Copy all lines that contain the word "values".

** Begin Dataset rows **

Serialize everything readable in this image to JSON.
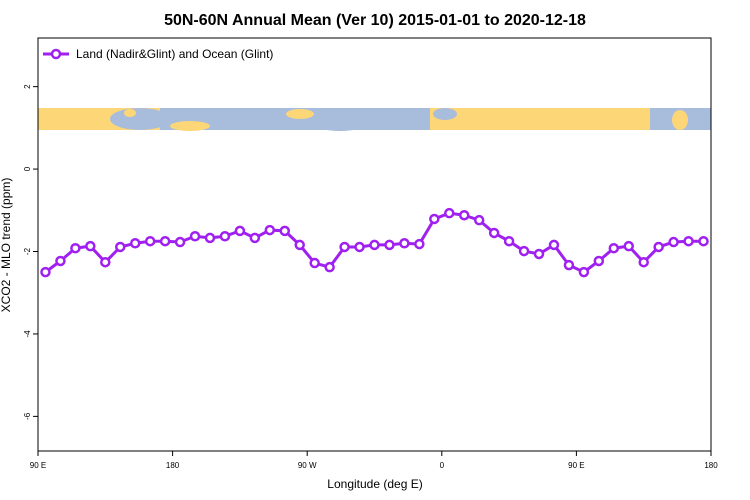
{
  "chart_data": {
    "type": "line",
    "title": "50N-60N Annual Mean (Ver 10)   2015-01-01 to 2020-12-18",
    "x_label": "Longitude (deg E)",
    "y_label": "XCO2 - MLO trend (ppm)",
    "xlim": [
      90,
      540
    ],
    "ylim": [
      -6.84,
      3.18
    ],
    "xticks": [
      {
        "value": 90,
        "label": "90 E"
      },
      {
        "value": 180,
        "label": "180"
      },
      {
        "value": 270,
        "label": "90 W"
      },
      {
        "value": 360,
        "label": "0"
      },
      {
        "value": 450,
        "label": "90 E"
      },
      {
        "value": 540,
        "label": "180"
      }
    ],
    "yticks": [
      -6,
      -4,
      -2,
      0,
      2
    ],
    "legend": "top-left",
    "x": [
      95,
      105,
      115,
      125,
      135,
      145,
      155,
      165,
      175,
      185,
      195,
      205,
      215,
      225,
      235,
      245,
      255,
      265,
      275,
      285,
      295,
      305,
      315,
      325,
      335,
      345,
      355,
      365,
      375,
      385,
      395,
      405,
      415,
      425,
      435,
      445,
      455,
      465,
      475,
      485,
      495,
      505,
      515,
      525,
      535
    ],
    "series": [
      {
        "name": "Land (Nadir&Glint) and Ocean (Glint)",
        "color": "#a020f0",
        "values": [
          -2.5,
          -2.23,
          -1.92,
          -1.87,
          -2.26,
          -1.89,
          -1.8,
          -1.75,
          -1.75,
          -1.77,
          -1.63,
          -1.67,
          -1.63,
          -1.5,
          -1.67,
          -1.48,
          -1.5,
          -1.84,
          -2.28,
          -2.38,
          -1.89,
          -1.89,
          -1.84,
          -1.84,
          -1.8,
          -1.82,
          -1.21,
          -1.07,
          -1.12,
          -1.24,
          -1.55,
          -1.75,
          -1.99,
          -2.06,
          -1.84,
          -2.33,
          -2.5,
          -2.23,
          -1.92,
          -1.87,
          -2.26,
          -1.89,
          -1.77,
          -1.75,
          -1.75
        ]
      }
    ]
  }
}
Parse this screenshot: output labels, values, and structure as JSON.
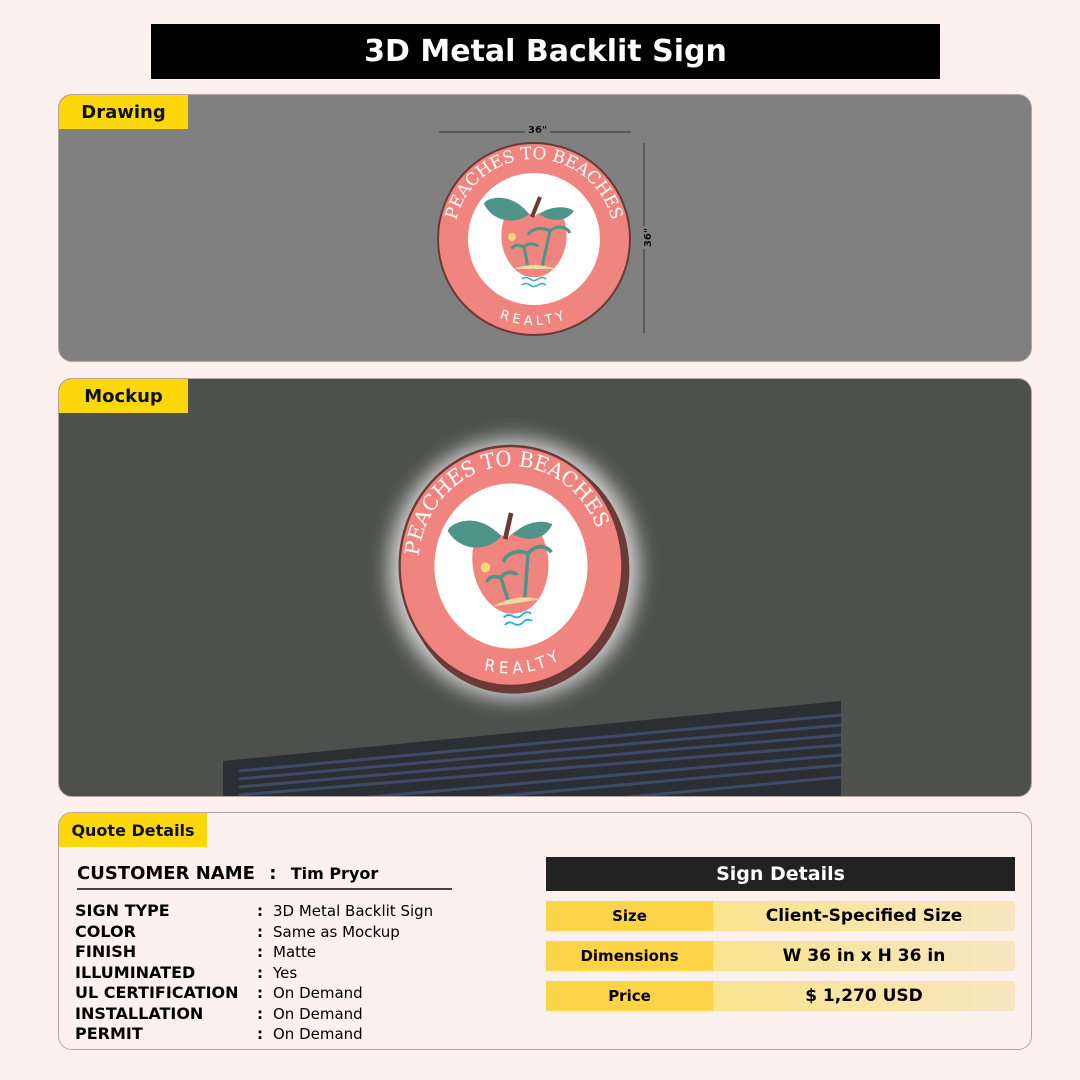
{
  "title": "3D Metal Backlit Sign",
  "drawing": {
    "label": "Drawing",
    "width_dim": "36\"",
    "height_dim": "36\""
  },
  "mockup": {
    "label": "Mockup"
  },
  "logo": {
    "top_text": "PEACHES TO BEACHES",
    "bottom_text": "REALTY"
  },
  "quote": {
    "label": "Quote Details",
    "customer_label": "CUSTOMER NAME",
    "customer_name": "Tim Pryor",
    "rows": [
      {
        "key": "SIGN TYPE",
        "value": "3D Metal Backlit Sign"
      },
      {
        "key": "COLOR",
        "value": "Same as Mockup"
      },
      {
        "key": "FINISH",
        "value": "Matte"
      },
      {
        "key": "ILLUMINATED",
        "value": "Yes"
      },
      {
        "key": "UL CERTIFICATION",
        "value": "On Demand"
      },
      {
        "key": "INSTALLATION",
        "value": "On Demand"
      },
      {
        "key": "PERMIT",
        "value": "On Demand"
      }
    ],
    "separator": ":"
  },
  "sign_details": {
    "title": "Sign Details",
    "rows": [
      {
        "label": "Size",
        "value": "Client-Specified Size"
      },
      {
        "label": "Dimensions",
        "value": "W 36 in x H 36 in"
      },
      {
        "label": "Price",
        "value": "$ 1,270 USD"
      }
    ]
  },
  "colors": {
    "accent": "#fcd80a",
    "sign_pink": "#f0857f",
    "leaf": "#4e9488"
  }
}
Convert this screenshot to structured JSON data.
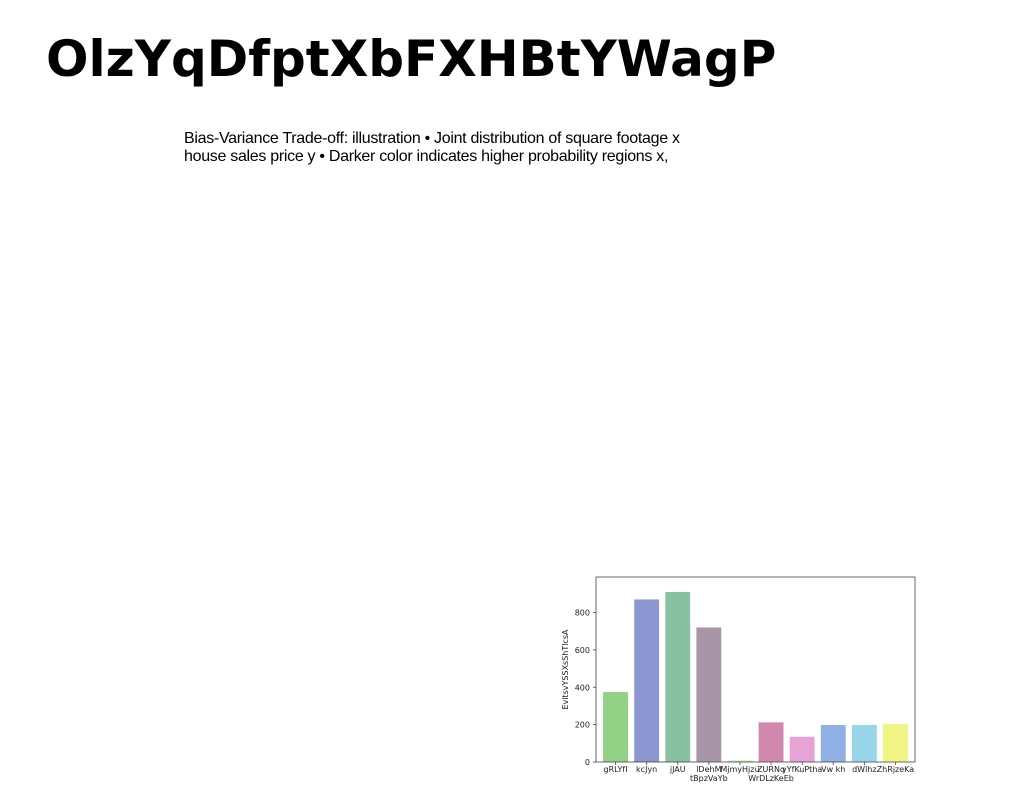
{
  "page": {
    "title": "OlzYqDfptXbFXHBtYWagP",
    "body_lines": [
      "Bias-Variance Trade-off: illustration • Joint distribution of square footage x",
      "house sales price y • Darker color indicates higher probability regions x,"
    ]
  },
  "chart_data": {
    "type": "bar",
    "categories": [
      "gRLYfI",
      "kcJyn",
      "jJAU",
      "lDehM\ntBpzVaYb",
      "MjmyHjzu",
      "ZURNq\nWrDLzKeEb",
      "yYfKuPtha",
      "Vw kh",
      "dWlhz",
      "ZhRjzeKa"
    ],
    "values": [
      375,
      870,
      910,
      720,
      8,
      212,
      135,
      198,
      198,
      203
    ],
    "colors": [
      "#93d187",
      "#8c96d0",
      "#88c0a2",
      "#a896a8",
      "#b8e8b0",
      "#d287ad",
      "#e8a2d6",
      "#8fb1e6",
      "#9ad6ea",
      "#f0f584"
    ],
    "ylabel": "EvltsvYSSXsShTlcsA",
    "xlabel": "",
    "ylim": [
      0,
      990
    ],
    "yticks": [
      0,
      200,
      400,
      600,
      800
    ],
    "grid": false
  }
}
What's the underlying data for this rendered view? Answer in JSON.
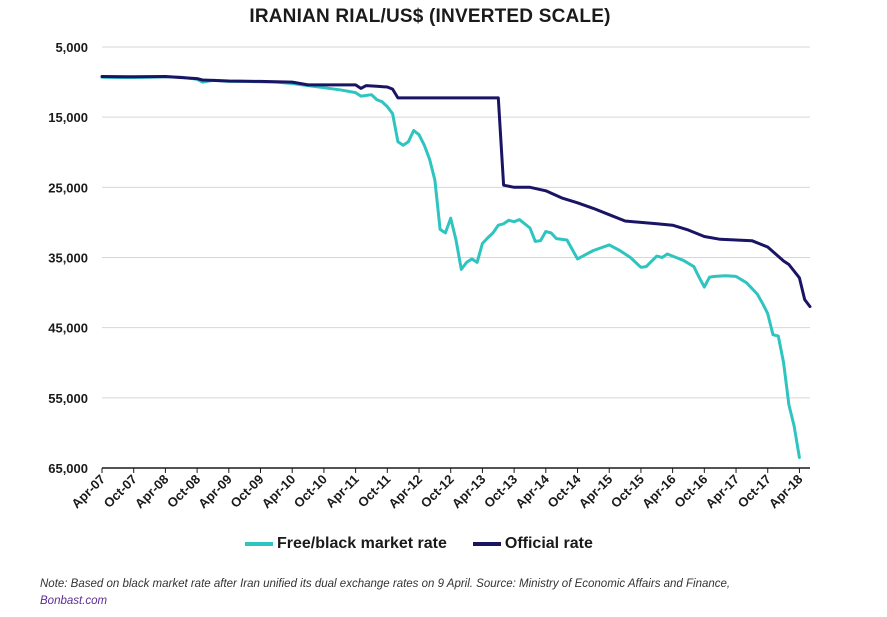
{
  "chart_data": {
    "type": "line",
    "title": "IRANIAN RIAL/US$ (INVERTED SCALE)",
    "y_inverted": true,
    "ylim": [
      5000,
      65000
    ],
    "yticks": [
      5000,
      15000,
      25000,
      35000,
      45000,
      55000,
      65000
    ],
    "ytick_labels": [
      "5,000",
      "15,000",
      "25,000",
      "35,000",
      "45,000",
      "55,000",
      "65,000"
    ],
    "grid": "horizontal",
    "x_tick_labels": [
      "Apr-07",
      "Oct-07",
      "Apr-08",
      "Oct-08",
      "Apr-09",
      "Oct-09",
      "Apr-10",
      "Oct-10",
      "Apr-11",
      "Oct-11",
      "Apr-12",
      "Oct-12",
      "Apr-13",
      "Oct-13",
      "Apr-14",
      "Oct-14",
      "Apr-15",
      "Oct-15",
      "Apr-16",
      "Oct-16",
      "Apr-17",
      "Oct-17",
      "Apr-18"
    ],
    "x_start": "Apr-07",
    "x_end": "Jun-18",
    "legend_position": "bottom",
    "series": [
      {
        "name": "Free/black market rate",
        "color": "#2ec4c0",
        "points": [
          [
            "Apr-07",
            9300
          ],
          [
            "Jul-07",
            9350
          ],
          [
            "Oct-07",
            9350
          ],
          [
            "Jan-08",
            9300
          ],
          [
            "Apr-08",
            9250
          ],
          [
            "Jul-08",
            9300
          ],
          [
            "Oct-08",
            9600
          ],
          [
            "Nov-08",
            10000
          ],
          [
            "Jan-09",
            9750
          ],
          [
            "Apr-09",
            9900
          ],
          [
            "Jul-09",
            9900
          ],
          [
            "Oct-09",
            9950
          ],
          [
            "Jan-10",
            10000
          ],
          [
            "Apr-10",
            10200
          ],
          [
            "Jul-10",
            10500
          ],
          [
            "Oct-10",
            10800
          ],
          [
            "Jan-11",
            11100
          ],
          [
            "Apr-11",
            11500
          ],
          [
            "May-11",
            12000
          ],
          [
            "Jul-11",
            11800
          ],
          [
            "Aug-11",
            12500
          ],
          [
            "Sep-11",
            12800
          ],
          [
            "Oct-11",
            13500
          ],
          [
            "Nov-11",
            14500
          ],
          [
            "Dec-11",
            18500
          ],
          [
            "Jan-12",
            19000
          ],
          [
            "Feb-12",
            18500
          ],
          [
            "Mar-12",
            16900
          ],
          [
            "Apr-12",
            17500
          ],
          [
            "May-12",
            19000
          ],
          [
            "Jun-12",
            21000
          ],
          [
            "Jul-12",
            24000
          ],
          [
            "Aug-12",
            31000
          ],
          [
            "Sep-12",
            31500
          ],
          [
            "Oct-12",
            29400
          ],
          [
            "Nov-12",
            32500
          ],
          [
            "Dec-12",
            36700
          ],
          [
            "Jan-13",
            35700
          ],
          [
            "Feb-13",
            35200
          ],
          [
            "Mar-13",
            35700
          ],
          [
            "Apr-13",
            33000
          ],
          [
            "May-13",
            32200
          ],
          [
            "Jun-13",
            31500
          ],
          [
            "Jul-13",
            30400
          ],
          [
            "Aug-13",
            30200
          ],
          [
            "Sep-13",
            29700
          ],
          [
            "Oct-13",
            29900
          ],
          [
            "Nov-13",
            29600
          ],
          [
            "Jan-14",
            30800
          ],
          [
            "Feb-14",
            32700
          ],
          [
            "Mar-14",
            32600
          ],
          [
            "Apr-14",
            31300
          ],
          [
            "May-14",
            31500
          ],
          [
            "Jun-14",
            32300
          ],
          [
            "Aug-14",
            32500
          ],
          [
            "Oct-14",
            35200
          ],
          [
            "Jan-15",
            34000
          ],
          [
            "Apr-15",
            33200
          ],
          [
            "Jun-15",
            34000
          ],
          [
            "Aug-15",
            35000
          ],
          [
            "Oct-15",
            36400
          ],
          [
            "Nov-15",
            36300
          ],
          [
            "Jan-16",
            34800
          ],
          [
            "Feb-16",
            35000
          ],
          [
            "Mar-16",
            34500
          ],
          [
            "Apr-16",
            34800
          ],
          [
            "Jun-16",
            35400
          ],
          [
            "Aug-16",
            36300
          ],
          [
            "Sep-16",
            37800
          ],
          [
            "Oct-16",
            39200
          ],
          [
            "Nov-16",
            37800
          ],
          [
            "Dec-16",
            37700
          ],
          [
            "Feb-17",
            37600
          ],
          [
            "Apr-17",
            37700
          ],
          [
            "Jun-17",
            38600
          ],
          [
            "Aug-17",
            40200
          ],
          [
            "Sep-17",
            41500
          ],
          [
            "Oct-17",
            43000
          ],
          [
            "Nov-17",
            46000
          ],
          [
            "Dec-17",
            46200
          ],
          [
            "Jan-18",
            50000
          ],
          [
            "Feb-18",
            56000
          ],
          [
            "Mar-18",
            59000
          ],
          [
            "Apr-18",
            63500
          ]
        ]
      },
      {
        "name": "Official rate",
        "color": "#1a1464",
        "points": [
          [
            "Apr-07",
            9200
          ],
          [
            "Oct-07",
            9250
          ],
          [
            "Apr-08",
            9200
          ],
          [
            "Oct-08",
            9500
          ],
          [
            "Nov-08",
            9700
          ],
          [
            "Apr-09",
            9850
          ],
          [
            "Oct-09",
            9900
          ],
          [
            "Apr-10",
            10000
          ],
          [
            "Jul-10",
            10400
          ],
          [
            "Oct-10",
            10400
          ],
          [
            "Apr-11",
            10400
          ],
          [
            "May-11",
            10900
          ],
          [
            "Jun-11",
            10500
          ],
          [
            "Aug-11",
            10600
          ],
          [
            "Oct-11",
            10700
          ],
          [
            "Nov-11",
            11000
          ],
          [
            "Dec-11",
            12260
          ],
          [
            "Apr-12",
            12260
          ],
          [
            "Apr-13",
            12260
          ],
          [
            "Jul-13",
            12260
          ],
          [
            "Aug-13",
            24700
          ],
          [
            "Oct-13",
            25000
          ],
          [
            "Jan-14",
            25000
          ],
          [
            "Apr-14",
            25500
          ],
          [
            "Jul-14",
            26500
          ],
          [
            "Oct-14",
            27200
          ],
          [
            "Jan-15",
            28000
          ],
          [
            "Apr-15",
            28900
          ],
          [
            "Jul-15",
            29800
          ],
          [
            "Oct-15",
            30000
          ],
          [
            "Jan-16",
            30200
          ],
          [
            "Apr-16",
            30400
          ],
          [
            "Jul-16",
            31100
          ],
          [
            "Oct-16",
            32000
          ],
          [
            "Jan-17",
            32400
          ],
          [
            "Apr-17",
            32500
          ],
          [
            "Jul-17",
            32600
          ],
          [
            "Oct-17",
            33500
          ],
          [
            "Jan-18",
            35500
          ],
          [
            "Feb-18",
            36000
          ],
          [
            "Apr-18",
            37900
          ],
          [
            "May-18",
            41000
          ],
          [
            "Jun-18",
            42000
          ]
        ]
      }
    ]
  },
  "note": {
    "text": "Note: Based on black market rate after Iran unified its dual exchange rates on 9 April. Source: Ministry of Economic Affairs and Finance,",
    "source": "Bonbast.com"
  }
}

** End Dataset rows **

In response:
        "values": [
Parse this screenshot: output labels, values, and structure as JSON.
    "values": [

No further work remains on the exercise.